The request: In your copy, include every line of the listing below exactly but none of the pictures.

Dataset records:
---+---

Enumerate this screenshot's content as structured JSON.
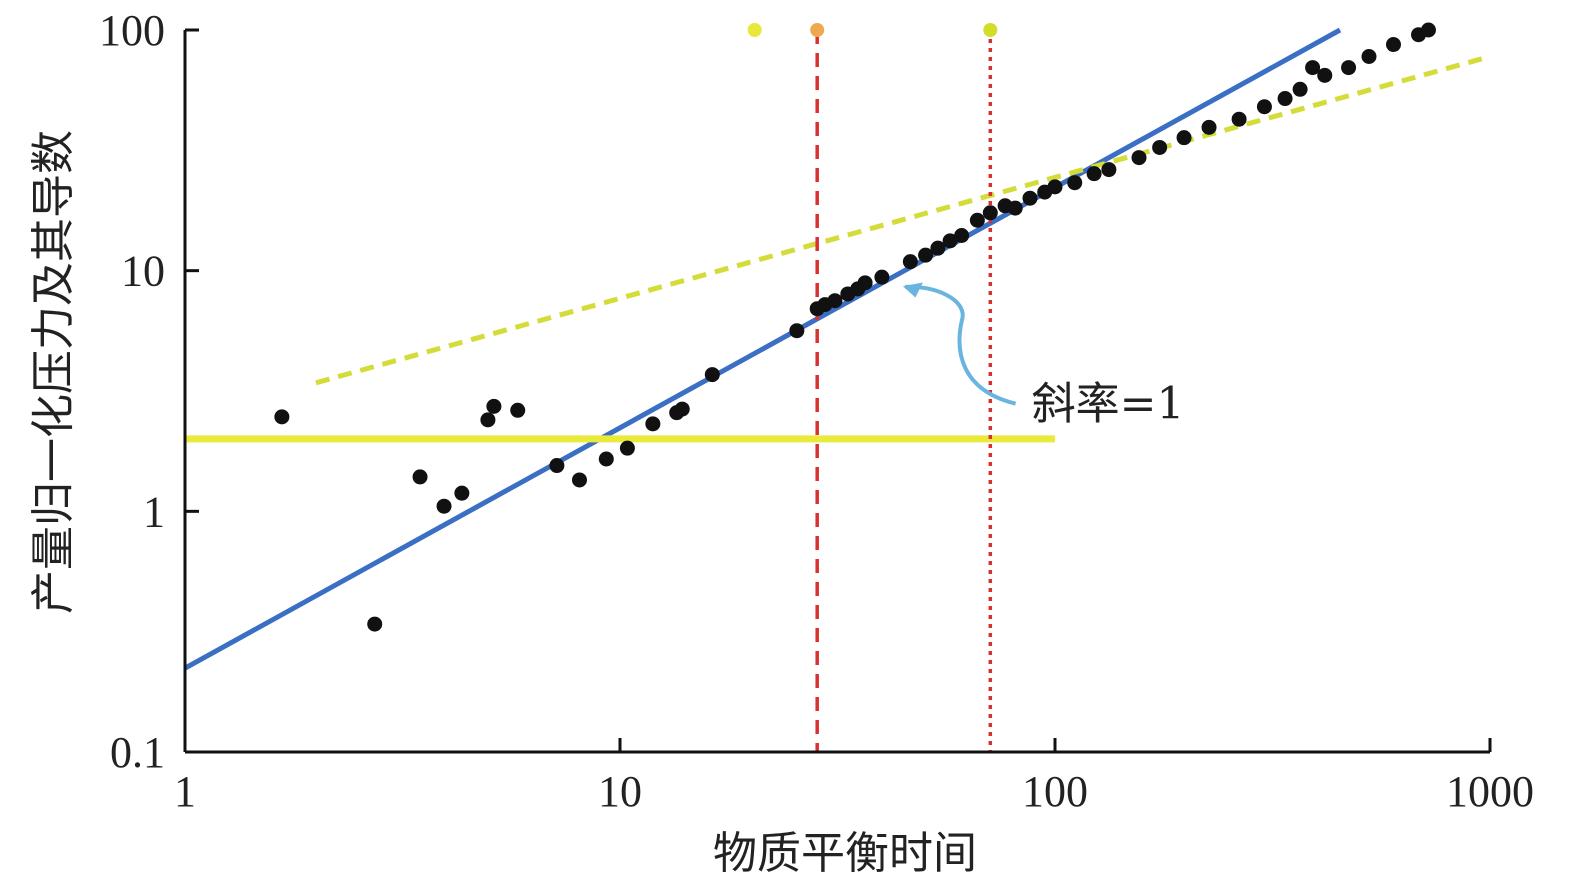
{
  "chart_data": {
    "type": "scatter",
    "title": "",
    "xlabel": "物质平衡时间",
    "ylabel": "产量归一化压力及其导数",
    "xscale": "log",
    "yscale": "log",
    "xlim": [
      1,
      1000
    ],
    "ylim": [
      0.1,
      100
    ],
    "x_ticks": [
      "1",
      "10",
      "100",
      "1000"
    ],
    "y_ticks": [
      "0.1",
      "1",
      "10",
      "100"
    ],
    "x_tick_values": [
      1,
      10,
      100,
      1000
    ],
    "y_tick_values": [
      0.1,
      1,
      10,
      100
    ],
    "grid": false,
    "series": [
      {
        "name": "data",
        "kind": "scatter",
        "color": "#111111",
        "x": [
          1.67,
          2.73,
          3.47,
          3.94,
          4.33,
          4.97,
          5.13,
          5.82,
          7.16,
          8.07,
          9.3,
          10.4,
          11.9,
          13.5,
          13.9,
          16.3,
          25.5,
          28.4,
          29.6,
          31.2,
          33.4,
          35.2,
          36.6,
          40,
          46.5,
          50.4,
          53.8,
          57.4,
          61,
          66.3,
          71,
          76.8,
          81,
          87.6,
          94.7,
          100,
          111,
          123,
          133,
          156,
          174,
          198,
          226,
          265,
          303,
          338,
          366,
          391,
          417,
          473,
          527,
          600,
          685,
          722
        ],
        "y": [
          2.47,
          0.34,
          1.39,
          1.05,
          1.19,
          2.4,
          2.73,
          2.63,
          1.55,
          1.35,
          1.65,
          1.83,
          2.31,
          2.57,
          2.66,
          3.7,
          5.63,
          6.95,
          7.23,
          7.5,
          8.0,
          8.4,
          8.9,
          9.4,
          10.9,
          11.6,
          12.4,
          13.3,
          14.0,
          16.2,
          17.4,
          18.6,
          18.2,
          20.0,
          21.2,
          22.3,
          23.2,
          25.3,
          26.3,
          29.5,
          32.5,
          35.7,
          39.4,
          42.6,
          48.0,
          51.9,
          56.7,
          69.8,
          64.8,
          69.8,
          77.6,
          87.0,
          95.6,
          100.0
        ]
      },
      {
        "name": "slope-1 line",
        "kind": "line",
        "color": "#3a6fc4",
        "style": "solid",
        "x": [
          1,
          452
        ],
        "y": [
          0.223,
          100
        ]
      },
      {
        "name": "slope-0.5 line",
        "kind": "line",
        "color": "#d4dc3a",
        "style": "dashed",
        "x": [
          2,
          1000
        ],
        "y": [
          3.42,
          77.6
        ]
      },
      {
        "name": "horizontal line",
        "kind": "line",
        "color": "#eaea3a",
        "style": "solid",
        "x": [
          1,
          100
        ],
        "y": [
          2,
          2
        ]
      },
      {
        "name": "vertical red dashed",
        "kind": "vline",
        "color": "#d93030",
        "style": "dashed",
        "x": 28.4
      },
      {
        "name": "vertical red dotted",
        "kind": "vline",
        "color": "#d93030",
        "style": "dotted",
        "x": 71
      }
    ],
    "markers_top": [
      {
        "x": 20.4,
        "y": 100,
        "color": "#e8e83a"
      },
      {
        "x": 28.4,
        "y": 100,
        "color": "#f0a850"
      },
      {
        "x": 71,
        "y": 100,
        "color": "#d4dc2a"
      }
    ],
    "annotations": [
      {
        "text": "斜率=1",
        "x": 150,
        "y": 2.8,
        "arrow_to": [
          42,
          8.9
        ],
        "arrow_color": "#6ab4e0"
      }
    ]
  }
}
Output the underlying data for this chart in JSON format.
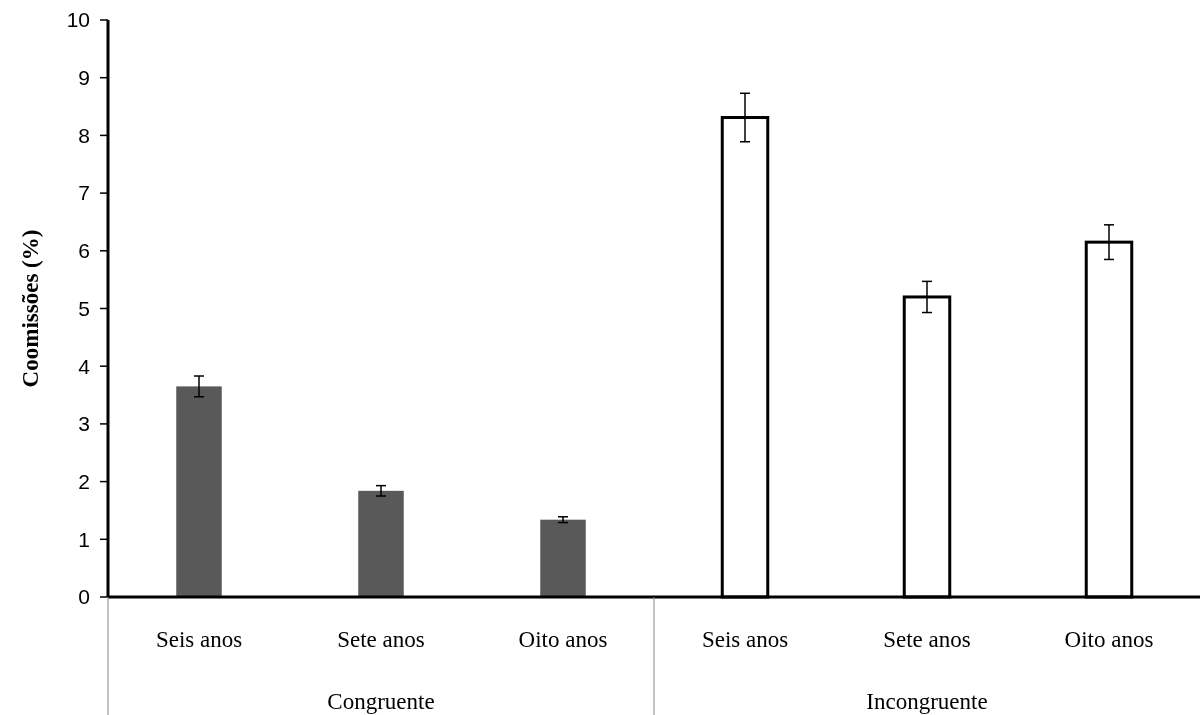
{
  "chart_data": {
    "type": "bar",
    "ylabel": "Coomissões (%)",
    "categories": [
      "Seis anos",
      "Sete anos",
      "Oito anos",
      "Seis anos",
      "Sete anos",
      "Oito anos"
    ],
    "values": [
      3.65,
      1.84,
      1.34,
      8.31,
      5.2,
      6.15
    ],
    "errors": [
      0.18,
      0.09,
      0.05,
      0.42,
      0.27,
      0.3
    ],
    "colors": [
      "#595959",
      "#595959",
      "#595959",
      "#ffffff",
      "#ffffff",
      "#ffffff"
    ],
    "annotations": [
      "Congruente",
      "Incongruente"
    ],
    "ylim": [
      0,
      10
    ],
    "yticks": [
      0,
      1,
      2,
      3,
      4,
      5,
      6,
      7,
      8,
      9,
      10
    ],
    "grid": false
  }
}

---+---

The solution:
Enumerate this screenshot's content as structured JSON.
{
  "chart_data": {
    "type": "scatter",
    "title": "",
    "xlabel": "物质平衡时间",
    "ylabel": "产量归一化压力及其导数",
    "xscale": "log",
    "yscale": "log",
    "xlim": [
      1,
      1000
    ],
    "ylim": [
      0.1,
      100
    ],
    "x_ticks": [
      "1",
      "10",
      "100",
      "1000"
    ],
    "y_ticks": [
      "0.1",
      "1",
      "10",
      "100"
    ],
    "x_tick_values": [
      1,
      10,
      100,
      1000
    ],
    "y_tick_values": [
      0.1,
      1,
      10,
      100
    ],
    "grid": false,
    "series": [
      {
        "name": "data",
        "kind": "scatter",
        "color": "#111111",
        "x": [
          1.67,
          2.73,
          3.47,
          3.94,
          4.33,
          4.97,
          5.13,
          5.82,
          7.16,
          8.07,
          9.3,
          10.4,
          11.9,
          13.5,
          13.9,
          16.3,
          25.5,
          28.4,
          29.6,
          31.2,
          33.4,
          35.2,
          36.6,
          40,
          46.5,
          50.4,
          53.8,
          57.4,
          61,
          66.3,
          71,
          76.8,
          81,
          87.6,
          94.7,
          100,
          111,
          123,
          133,
          156,
          174,
          198,
          226,
          265,
          303,
          338,
          366,
          391,
          417,
          473,
          527,
          600,
          685,
          722
        ],
        "y": [
          2.47,
          0.34,
          1.39,
          1.05,
          1.19,
          2.4,
          2.73,
          2.63,
          1.55,
          1.35,
          1.65,
          1.83,
          2.31,
          2.57,
          2.66,
          3.7,
          5.63,
          6.95,
          7.23,
          7.5,
          8.0,
          8.4,
          8.9,
          9.4,
          10.9,
          11.6,
          12.4,
          13.3,
          14.0,
          16.2,
          17.4,
          18.6,
          18.2,
          20.0,
          21.2,
          22.3,
          23.2,
          25.3,
          26.3,
          29.5,
          32.5,
          35.7,
          39.4,
          42.6,
          48.0,
          51.9,
          56.7,
          69.8,
          64.8,
          69.8,
          77.6,
          87.0,
          95.6,
          100.0
        ]
      },
      {
        "name": "slope-1 line",
        "kind": "line",
        "color": "#3a6fc4",
        "style": "solid",
        "x": [
          1,
          452
        ],
        "y": [
          0.223,
          100
        ]
      },
      {
        "name": "slope-0.5 line",
        "kind": "line",
        "color": "#d4dc3a",
        "style": "dashed",
        "x": [
          2,
          1000
        ],
        "y": [
          3.42,
          77.6
        ]
      },
      {
        "name": "horizontal line",
        "kind": "line",
        "color": "#eaea3a",
        "style": "solid",
        "x": [
          1,
          100
        ],
        "y": [
          2,
          2
        ]
      },
      {
        "name": "vertical red dashed",
        "kind": "vline",
        "color": "#d93030",
        "style": "dashed",
        "x": 28.4
      },
      {
        "name": "vertical red dotted",
        "kind": "vline",
        "color": "#d93030",
        "style": "dotted",
        "x": 71
      }
    ],
    "markers_top": [
      {
        "x": 20.4,
        "y": 100,
        "color": "#e8e83a"
      },
      {
        "x": 28.4,
        "y": 100,
        "color": "#f0a850"
      },
      {
        "x": 71,
        "y": 100,
        "color": "#d4dc2a"
      }
    ],
    "annotations": [
      {
        "text": "斜率=1",
        "x": 150,
        "y": 2.8,
        "arrow_to": [
          42,
          8.9
        ],
        "arrow_color": "#6ab4e0"
      }
    ]
  }
}
Output the underlying data for this chart in JSON format.
{
  "chart_data": {
    "type": "bar",
    "ylabel": "Coomissões (%)",
    "categories": [
      "Seis anos",
      "Sete anos",
      "Oito anos",
      "Seis anos",
      "Sete anos",
      "Oito anos"
    ],
    "values": [
      3.65,
      1.84,
      1.34,
      8.31,
      5.2,
      6.15
    ],
    "errors": [
      0.18,
      0.09,
      0.05,
      0.42,
      0.27,
      0.3
    ],
    "colors": [
      "#595959",
      "#595959",
      "#595959",
      "#ffffff",
      "#ffffff",
      "#ffffff"
    ],
    "annotations": [
      "Congruente",
      "Incongruente"
    ],
    "ylim": [
      0,
      10
    ],
    "yticks": [
      0,
      1,
      2,
      3,
      4,
      5,
      6,
      7,
      8,
      9,
      10
    ],
    "grid": false
  }
}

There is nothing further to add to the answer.